---- Passage provided

Standard Compliance

This repository contains the vocal project for the SPIF data standard. Vocal is a tool for managing netCDF data product standards and associated data product specifications. It can be used to check netCDF file compliance to a standard, including SPIF. See the SPIF project README for more details.

The SPIF convention string can be added to the Conventions global attribute of a netCDF file that is compliant, that is;

Conventions: "SPIF-m.n"

where m is the major version, and n the minor version of the SPIF standard.

SPIF File Structure

SPIF files use netCDF4 groups to divide multiple imaging instruments and to separate image data from other types of data. The group structure of a SPIF file will look like;

root
│
├── platform
│
├── <imager-1>
│   │
│   ├── core
│   │
│   ├── auxiliary
│   │
│   ├── level-0
│   │
│   ├── level-1
│   │
│   └── level-2
│
├── <imager-2>
│   │
│   └── ...
│
└── ...

Groups in bold are mandatory while those in italics are optional. The imaging instrument groups are labelled as <imager-1>, <imager-2>…<imager-n> where the angled braces < > indicate that the name actually used in the SPIF file will be some other string. Documentation uses imager to distinguish these groups from those containing non-imaging instrument data. The file structure and required vocabulary are described below.

The SPIF definition is constrained to ensure that standard-compliant files contain all the information/data required for reconstruction of the raw image data. SPIF files must contain, as a minimum, a mandatory vocabulary. That is; groups, attributes, and (coordinate) variables. These are discussed in the sections below.

File root

There are only two required global attributes. This first of these is Conventions. This must include the text SPIF-m.n, where m.n are the major and minor versions. Other recognised conventions strings can also be included in a space- (recommended) or comma-separated list.

--------

Exercise task A: How many global attributes does the SPIF standard text say are required?
Exercise task B: Please rewrite the SPIF standard text from the words "This repository contains" through the words "for more details.", using "utility" wherever "tool" appears.
Exercise task C: Write the next part of the SPIF standard text, carrying on after its final sentence.
The entries that come next are from a different source than the SPIF standard text.

---- Entries

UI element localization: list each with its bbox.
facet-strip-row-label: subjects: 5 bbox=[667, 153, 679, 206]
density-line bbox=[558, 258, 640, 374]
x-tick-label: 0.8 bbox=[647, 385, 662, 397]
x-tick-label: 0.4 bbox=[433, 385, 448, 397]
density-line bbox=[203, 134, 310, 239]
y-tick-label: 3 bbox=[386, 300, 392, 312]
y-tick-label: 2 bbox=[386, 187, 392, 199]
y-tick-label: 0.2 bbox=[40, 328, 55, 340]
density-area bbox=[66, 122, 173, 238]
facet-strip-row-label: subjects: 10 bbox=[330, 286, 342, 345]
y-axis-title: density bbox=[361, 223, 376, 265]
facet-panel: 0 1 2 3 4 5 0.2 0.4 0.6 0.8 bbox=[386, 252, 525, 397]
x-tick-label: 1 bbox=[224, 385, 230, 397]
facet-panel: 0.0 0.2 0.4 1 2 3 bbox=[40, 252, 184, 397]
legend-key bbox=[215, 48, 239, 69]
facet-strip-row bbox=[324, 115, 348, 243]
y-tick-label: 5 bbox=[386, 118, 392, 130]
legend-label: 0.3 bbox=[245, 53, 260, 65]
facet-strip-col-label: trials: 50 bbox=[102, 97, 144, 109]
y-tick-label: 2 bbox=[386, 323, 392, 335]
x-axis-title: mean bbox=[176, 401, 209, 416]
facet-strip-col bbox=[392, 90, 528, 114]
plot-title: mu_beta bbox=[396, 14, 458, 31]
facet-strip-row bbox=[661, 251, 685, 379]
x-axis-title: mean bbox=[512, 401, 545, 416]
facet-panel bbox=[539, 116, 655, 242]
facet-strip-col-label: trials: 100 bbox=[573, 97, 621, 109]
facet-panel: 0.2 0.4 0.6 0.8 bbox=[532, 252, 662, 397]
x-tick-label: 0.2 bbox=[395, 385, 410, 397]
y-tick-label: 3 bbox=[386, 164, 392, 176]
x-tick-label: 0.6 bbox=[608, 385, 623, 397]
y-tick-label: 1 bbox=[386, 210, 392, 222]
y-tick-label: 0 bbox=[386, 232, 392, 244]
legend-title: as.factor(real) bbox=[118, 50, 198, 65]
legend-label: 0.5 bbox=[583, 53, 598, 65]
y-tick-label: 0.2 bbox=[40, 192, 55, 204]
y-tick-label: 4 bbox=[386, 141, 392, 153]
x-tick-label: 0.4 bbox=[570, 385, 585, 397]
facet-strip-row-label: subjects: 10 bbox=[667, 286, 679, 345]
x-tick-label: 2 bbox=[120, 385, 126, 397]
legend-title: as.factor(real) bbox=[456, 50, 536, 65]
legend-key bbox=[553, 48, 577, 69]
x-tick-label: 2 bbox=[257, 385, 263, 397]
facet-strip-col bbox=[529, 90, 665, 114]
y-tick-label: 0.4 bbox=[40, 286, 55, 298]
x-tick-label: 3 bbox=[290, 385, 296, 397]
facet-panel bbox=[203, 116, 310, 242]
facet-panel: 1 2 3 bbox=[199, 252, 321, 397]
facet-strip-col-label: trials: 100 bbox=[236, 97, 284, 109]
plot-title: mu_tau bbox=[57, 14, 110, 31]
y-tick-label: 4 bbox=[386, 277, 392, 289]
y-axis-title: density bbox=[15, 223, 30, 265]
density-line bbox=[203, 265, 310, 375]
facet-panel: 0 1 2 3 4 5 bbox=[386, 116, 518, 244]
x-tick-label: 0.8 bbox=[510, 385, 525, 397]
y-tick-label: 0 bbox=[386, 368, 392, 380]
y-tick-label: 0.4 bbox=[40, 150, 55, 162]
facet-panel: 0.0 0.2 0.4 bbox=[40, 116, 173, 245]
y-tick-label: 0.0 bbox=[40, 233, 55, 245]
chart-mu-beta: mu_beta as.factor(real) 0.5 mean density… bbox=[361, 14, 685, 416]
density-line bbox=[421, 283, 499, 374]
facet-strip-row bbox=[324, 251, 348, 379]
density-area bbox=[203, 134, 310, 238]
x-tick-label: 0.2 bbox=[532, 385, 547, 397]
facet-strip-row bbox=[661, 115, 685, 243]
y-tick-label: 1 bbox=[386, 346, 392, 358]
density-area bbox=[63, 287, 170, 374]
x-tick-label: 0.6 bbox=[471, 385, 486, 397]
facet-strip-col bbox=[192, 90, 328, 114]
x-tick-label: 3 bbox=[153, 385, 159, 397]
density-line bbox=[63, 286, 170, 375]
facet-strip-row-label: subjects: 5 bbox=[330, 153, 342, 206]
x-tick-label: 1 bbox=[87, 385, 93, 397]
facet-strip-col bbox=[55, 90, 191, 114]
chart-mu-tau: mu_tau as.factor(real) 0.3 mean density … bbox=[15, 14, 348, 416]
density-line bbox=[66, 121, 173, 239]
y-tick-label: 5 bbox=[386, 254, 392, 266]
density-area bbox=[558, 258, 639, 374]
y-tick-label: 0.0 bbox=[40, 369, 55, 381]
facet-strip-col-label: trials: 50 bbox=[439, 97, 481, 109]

--------

Final answer A: Two.

Final answer B:
This repository contains the vocal project for the SPIF data standard. Vocal is a utility for managing netCDF data product standards and associated data product specifications. It can be used to check netCDF file compliance to a standard, including SPIF. See the SPIF project README for more details.

Final answer C:
The second required global attribute is imager_groups. This is used to identify groups of imaging data that conforms to the SPIF structure. It is possible to have multiple groups within the file root and these may or may not contain image data. This attribute makes it easy for users to find those groups. If there are more than one imager group then these should be given as a space- (recommended) or comma-separated list.

Conventions: SPIF-0.1
imager_groups: <str: derived_from_file>

It is assumed that most users will add additional root attributes to make the file more useful and easy to use. There are many recommended global attributes, refer to the ACDD which lists some commonly used attributes.

Imager group

The image data from an appropriate instrument is contained within a special group in the SPIF file root. It may make sense to include more than one imager group for multiple instruments or an instrument with more than one channel, for example the SPEC 2D-S (Stereo) Probe which has two orthogonal OAPs, in the same file. The names of the imager groups are not prescribed but should be descriptive, for example for the 2D-S the imager group names may be 2DS_horizonal and 2DS_vertical``. In this text the imager groups are written as <imager-1>, <imager-2>, etc where the braces indicate that it is not a literal string.

There are two mandatory imager group attributes;

instrument_name: imager_1
group_type: imager

The mandatory group attribute instrument_name and the recommended group attribute instrument_long_name should contain more complete instrument information. As with the root attributes, users may wish to greatly increase the number of imager group attributes to fully describe the instrument and how it was used. The group_type attribute must contain contain the string “imager” as an identifier for compliance checking.

The imager group contains variables with information about the probe size, resolution, and other data required for interpreting the raw images.

Imager core group

The imager core group is a sub-group of the imager group and contains the flattened image data. All image data has been extracted from the raw binary file and stored in a more usable form in the <imager>/core/image variable.

The length of the 1-dimensional image array is the product of the number of images, given by the unlimited dimension image_num, the width and height of each image, and the number of array_dimensions. Depending on the type of instrument, the width and/or height may be fixed or variable for each image. The maximum value of the coordinate variable image_num is the number of images in the dataset while the maximum value of pixel is the total number of pixels in the image array.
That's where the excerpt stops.